**Task brief**
Find the number of lines below in which the word "Georgia" appears, and write that number only.

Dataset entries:
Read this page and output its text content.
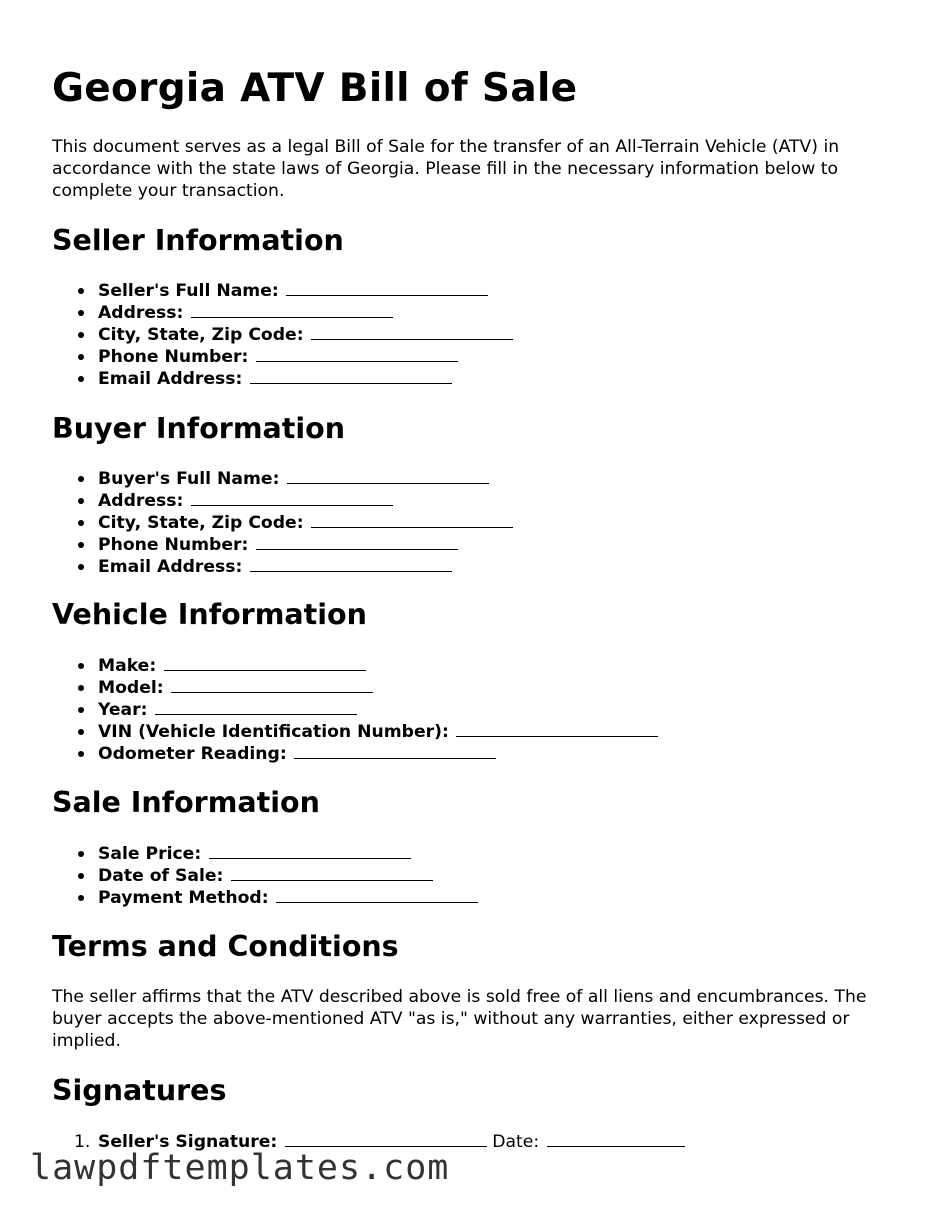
Georgia ATV Bill of Sale

This document serves as a legal Bill of Sale for the transfer of an All-Terrain Vehicle (ATV) in accordance with the state laws of Georgia. Please fill in the necessary information below to complete your transaction.

Seller Information
Seller's Full Name:
Address:
City, State, Zip Code:
Phone Number:
Email Address:
Buyer Information
Buyer's Full Name:
Address:
City, State, Zip Code:
Phone Number:
Email Address:
Vehicle Information
Make:
Model:
Year:
VIN (Vehicle Identification Number):
Odometer Reading:
Sale Information
Sale Price:
Date of Sale:
Payment Method:
Terms and Conditions

The seller affirms that the ATV described above is sold free of all liens and encumbrances. The buyer accepts the above-mentioned ATV "as is," without any warranties, either expressed or implied.

Signatures
1. Seller's Signature:	Date:
lawpdftemplates.com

**Solution to this exercise**
2